## WHAT IS EXPECTED
Pick out the lines containing "date".

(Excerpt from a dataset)
--- start ---
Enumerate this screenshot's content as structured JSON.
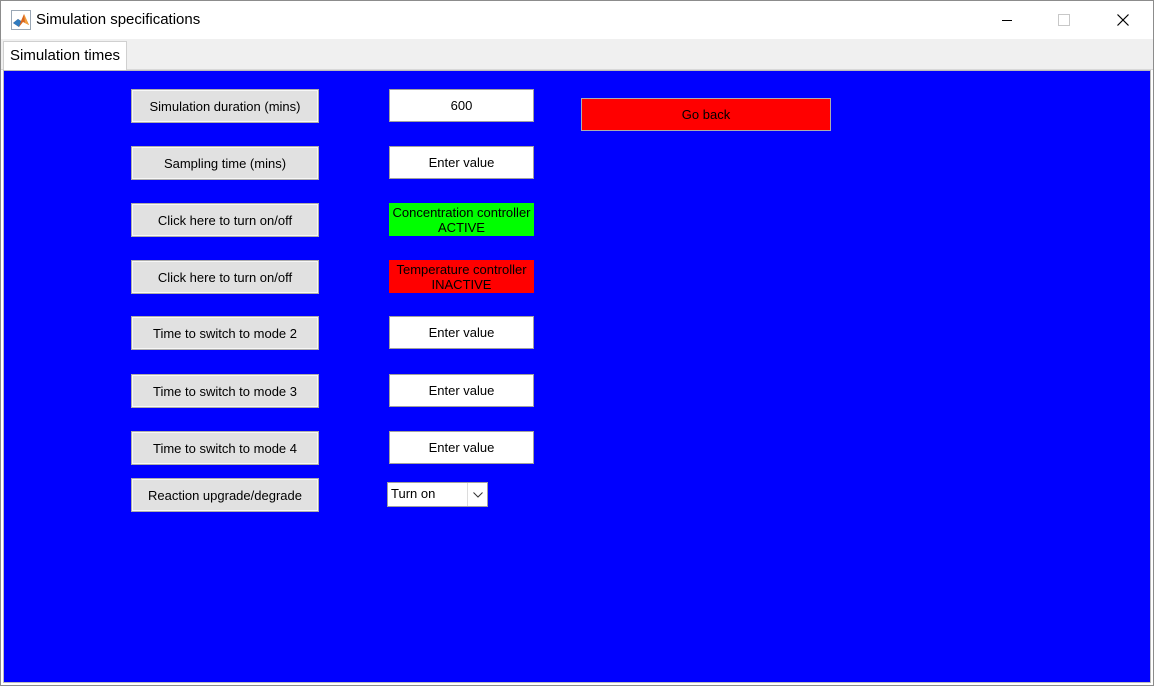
{
  "window": {
    "title": "Simulation specifications",
    "icon": "matlab-icon",
    "controls": [
      "minimize-icon",
      "maximize-icon",
      "close-icon"
    ]
  },
  "tabs": [
    {
      "label": "Simulation times",
      "selected": true
    }
  ],
  "panel": {
    "background_color": "#0000ff"
  },
  "rows": [
    {
      "button_label": "Simulation duration (mins)",
      "field_value": "600"
    },
    {
      "button_label": "Sampling time (mins)",
      "field_value": "Enter value"
    },
    {
      "button_label": "Click here to turn on/off",
      "status_line1": "Concentration controller",
      "status_line2": "ACTIVE",
      "status_color": "#00ff00"
    },
    {
      "button_label": "Click here to turn on/off",
      "status_line1": "Temperature controller",
      "status_line2": "INACTIVE",
      "status_color": "#ff0000"
    },
    {
      "button_label": "Time to switch to mode 2",
      "field_value": "Enter value"
    },
    {
      "button_label": "Time to switch to mode 3",
      "field_value": "Enter value"
    },
    {
      "button_label": "Time to switch to mode 4",
      "field_value": "Enter value"
    },
    {
      "button_label": "Reaction upgrade/degrade",
      "select_value": "Turn on"
    }
  ],
  "go_back": {
    "label": "Go back",
    "color": "#ff0000"
  }
}
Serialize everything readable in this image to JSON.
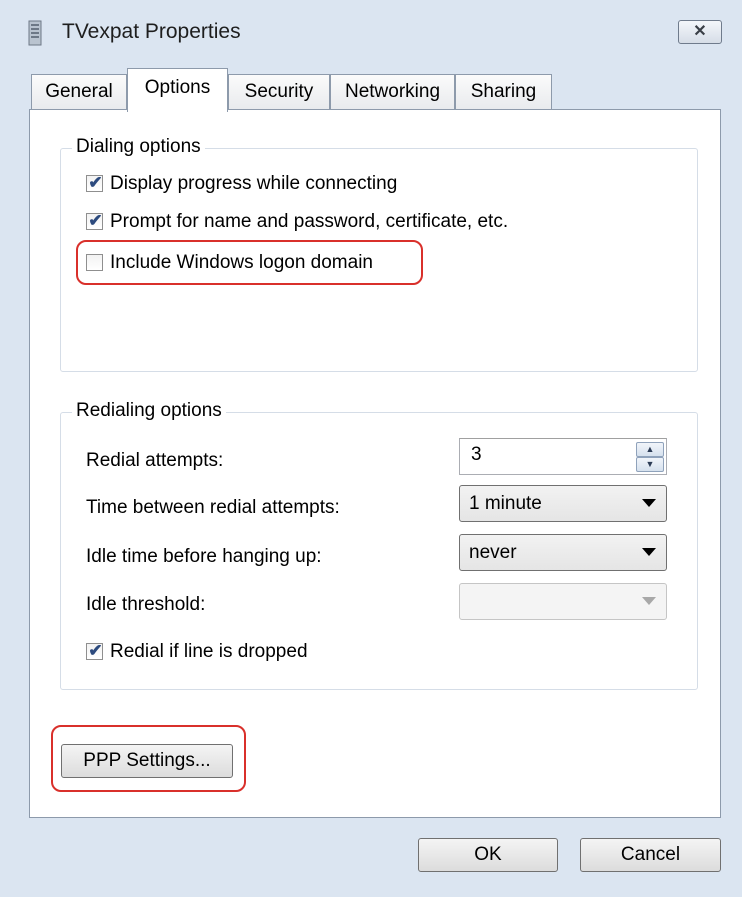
{
  "window": {
    "title": "TVexpat Properties",
    "close_label": "✕"
  },
  "tabs": [
    {
      "label": "General",
      "active": false
    },
    {
      "label": "Options",
      "active": true
    },
    {
      "label": "Security",
      "active": false
    },
    {
      "label": "Networking",
      "active": false
    },
    {
      "label": "Sharing",
      "active": false
    }
  ],
  "dialing": {
    "group_label": "Dialing options",
    "options": [
      {
        "label": "Display progress while connecting",
        "checked": true
      },
      {
        "label": "Prompt for name and password, certificate, etc.",
        "checked": true
      },
      {
        "label": "Include Windows logon domain",
        "checked": false
      }
    ]
  },
  "redialing": {
    "group_label": "Redialing options",
    "redial_attempts_label": "Redial attempts:",
    "redial_attempts_value": "3",
    "time_between_label": "Time between redial attempts:",
    "time_between_value": "1 minute",
    "idle_time_label": "Idle time before hanging up:",
    "idle_time_value": "never",
    "idle_threshold_label": "Idle threshold:",
    "idle_threshold_value": "",
    "redial_if_dropped_label": "Redial if line is dropped",
    "redial_if_dropped_checked": true
  },
  "buttons": {
    "ppp_settings": "PPP Settings...",
    "ok": "OK",
    "cancel": "Cancel"
  },
  "marks": {
    "check": "✔",
    "spin_up": "▲",
    "spin_down": "▼"
  },
  "colors": {
    "highlight": "#d9302b",
    "window_bg": "#dbe5f1"
  }
}
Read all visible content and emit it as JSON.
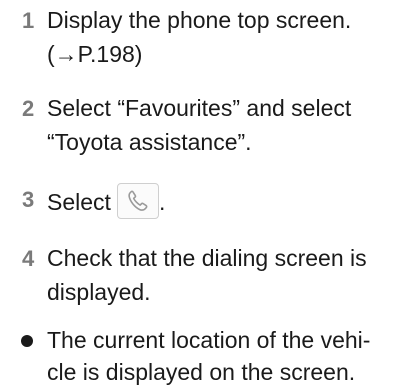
{
  "steps": [
    {
      "number": "1",
      "lines": [
        "Display the phone top screen.",
        "(→P.198)"
      ]
    },
    {
      "number": "2",
      "lines": [
        "Select “Favourites” and select",
        "“Toyota assistance”."
      ]
    },
    {
      "number": "3",
      "text_before_icon": "Select",
      "icon": "phone-call-icon",
      "text_after_icon": "."
    },
    {
      "number": "4",
      "lines": [
        "Check that the dialing screen is",
        "displayed."
      ]
    }
  ],
  "note": {
    "lines": [
      "The current location of the vehi-",
      "cle is displayed on the screen."
    ]
  },
  "colors": {
    "step_number": "#7a7a7a",
    "text": "#1a1a1a",
    "icon_stroke": "#9a9a9a"
  }
}
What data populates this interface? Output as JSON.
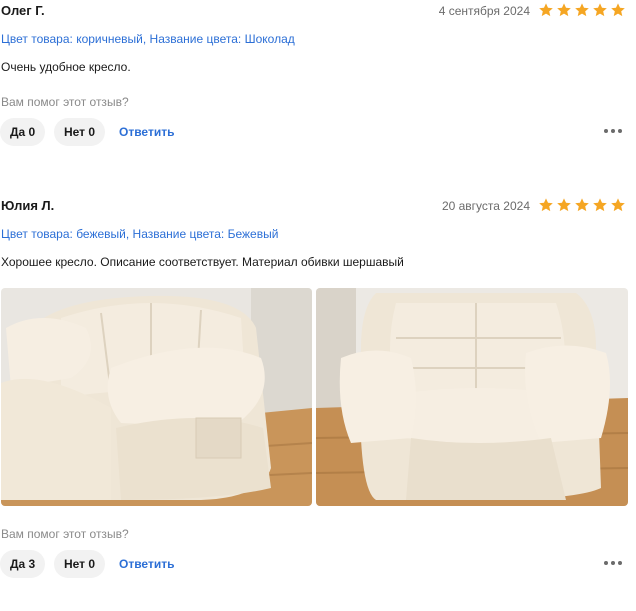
{
  "reviews": [
    {
      "author": "Олег Г.",
      "date": "4 сентября 2024",
      "rating": 5,
      "variant": "Цвет товара: коричневый, Название цвета: Шоколад",
      "text": "Очень удобное кресло.",
      "helpful_question": "Вам помог этот отзыв?",
      "yes_label": "Да 0",
      "no_label": "Нет 0",
      "reply_label": "Ответить"
    },
    {
      "author": "Юлия Л.",
      "date": "20 августа 2024",
      "rating": 5,
      "variant": "Цвет товара: бежевый, Название цвета: Бежевый",
      "text": "Хорошее кресло. Описание соответствует. Материал обивки шершавый",
      "photos": [
        "recliner-armchair-photo",
        "recliner-armchair-photo"
      ],
      "helpful_question": "Вам помог этот отзыв?",
      "yes_label": "Да 3",
      "no_label": "Нет 0",
      "reply_label": "Ответить"
    }
  ],
  "colors": {
    "star": "#f5a623",
    "link": "#2c6fd6",
    "pill_bg": "#f2f2f2",
    "muted": "#8a8a8a"
  },
  "icons": {
    "star": "star-icon",
    "more": "more-dots-icon"
  }
}
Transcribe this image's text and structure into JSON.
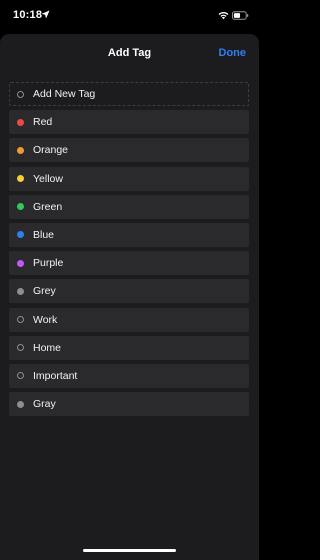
{
  "status_bar": {
    "time": "10:18",
    "icons": [
      "location-arrow-icon",
      "wifi-icon",
      "battery-icon"
    ]
  },
  "nav": {
    "title": "Add Tag",
    "done_label": "Done"
  },
  "colors": {
    "accent": "#2f7ff3",
    "sheet_background": "#1c1c1e",
    "row_background": "#2a2a2c"
  },
  "tags": [
    {
      "label": "Add New Tag",
      "color": null,
      "style": "outline"
    },
    {
      "label": "Red",
      "color": "#eb4a45",
      "style": "filled"
    },
    {
      "label": "Orange",
      "color": "#f09a37",
      "style": "filled"
    },
    {
      "label": "Yellow",
      "color": "#f4d13a",
      "style": "filled"
    },
    {
      "label": "Green",
      "color": "#34c759",
      "style": "filled"
    },
    {
      "label": "Blue",
      "color": "#2f7ff3",
      "style": "filled"
    },
    {
      "label": "Purple",
      "color": "#bf5af2",
      "style": "filled"
    },
    {
      "label": "Grey",
      "color": "#8e8e93",
      "style": "filled"
    },
    {
      "label": "Work",
      "color": null,
      "style": "outline"
    },
    {
      "label": "Home",
      "color": null,
      "style": "outline"
    },
    {
      "label": "Important",
      "color": null,
      "style": "outline"
    },
    {
      "label": "Gray",
      "color": "#8e8e93",
      "style": "filled"
    }
  ]
}
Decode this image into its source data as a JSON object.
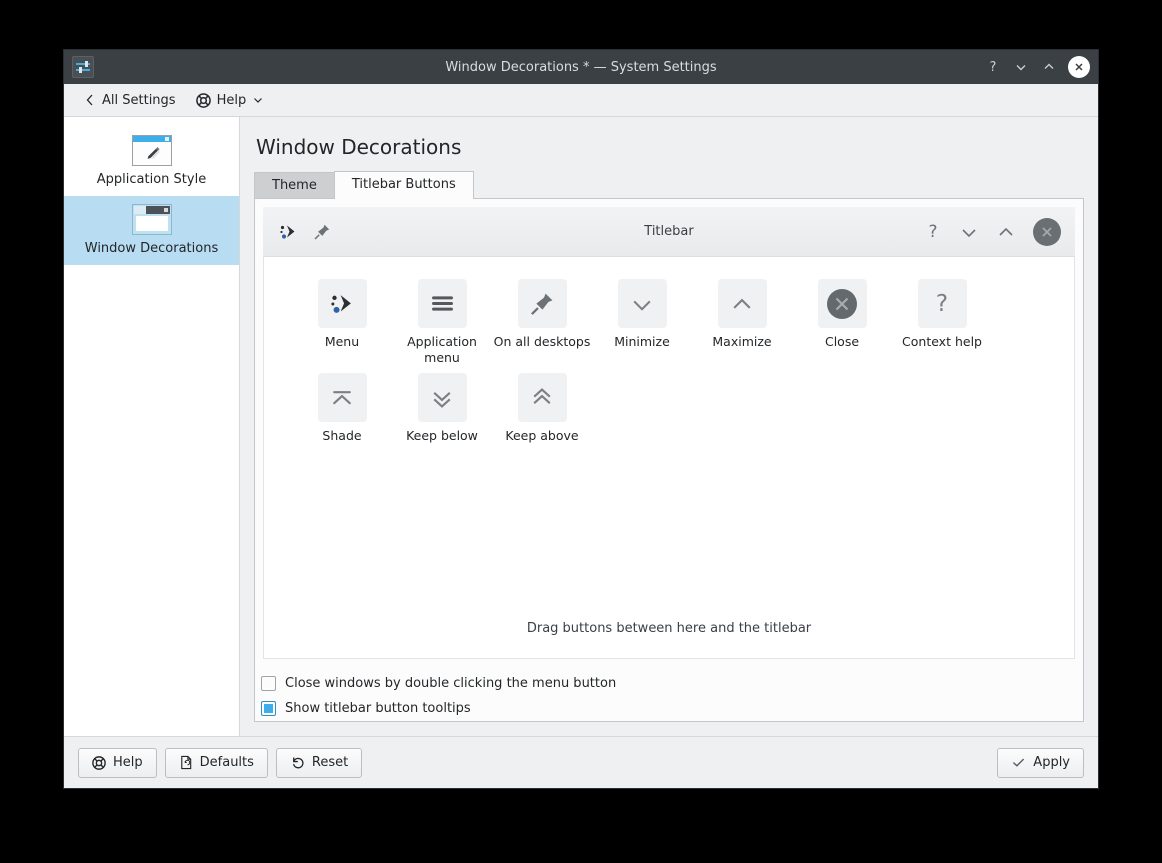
{
  "window": {
    "title": "Window Decorations * — System Settings",
    "app_icon": "settings-sliders-icon",
    "controls": {
      "help": "?",
      "minimize": "chevron-down-icon",
      "maximize": "chevron-up-icon",
      "close": "close-icon"
    }
  },
  "toolbar": {
    "back_label": "All Settings",
    "help_label": "Help"
  },
  "sidebar": {
    "items": [
      {
        "label": "Application Style",
        "icon": "application-style-icon",
        "selected": false
      },
      {
        "label": "Window Decorations",
        "icon": "window-decorations-icon",
        "selected": true
      }
    ]
  },
  "main": {
    "page_title": "Window Decorations",
    "tabs": [
      {
        "label": "Theme",
        "active": false
      },
      {
        "label": "Titlebar Buttons",
        "active": true
      }
    ]
  },
  "preview": {
    "title": "Titlebar",
    "left_buttons": [
      {
        "name": "menu-icon"
      },
      {
        "name": "pin-icon"
      }
    ],
    "right_buttons": [
      {
        "name": "context-help-icon",
        "glyph": "?"
      },
      {
        "name": "minimize-icon"
      },
      {
        "name": "maximize-icon"
      },
      {
        "name": "close-icon"
      }
    ]
  },
  "palette": {
    "drag_hint": "Drag buttons between here and the titlebar",
    "rows": [
      [
        {
          "label": "Menu",
          "icon": "menu-icon"
        },
        {
          "label": "Application menu",
          "icon": "application-menu-icon"
        },
        {
          "label": "On all desktops",
          "icon": "pin-icon"
        },
        {
          "label": "Minimize",
          "icon": "chevron-down-icon"
        },
        {
          "label": "Maximize",
          "icon": "chevron-up-icon"
        },
        {
          "label": "Close",
          "icon": "close-circle-icon"
        },
        {
          "label": "Context help",
          "icon": "question-mark-icon"
        }
      ],
      [
        {
          "label": "Shade",
          "icon": "shade-icon"
        },
        {
          "label": "Keep below",
          "icon": "double-chevron-down-icon"
        },
        {
          "label": "Keep above",
          "icon": "double-chevron-up-icon"
        }
      ]
    ]
  },
  "options": [
    {
      "label": "Close windows by double clicking the menu button",
      "checked": false
    },
    {
      "label": "Show titlebar button tooltips",
      "checked": true
    }
  ],
  "footer": {
    "help_label": "Help",
    "defaults_label": "Defaults",
    "reset_label": "Reset",
    "apply_label": "Apply"
  },
  "colors": {
    "accent": "#3daee9",
    "titlebar_bg": "#3b4045",
    "selection": "#b8dcf2",
    "window_bg": "#eff0f1",
    "close_button": "#6a6f73"
  }
}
--- end ---
## RESPONSE
      "date": "4 сентября 2024",
      "date": "20 августа 2024",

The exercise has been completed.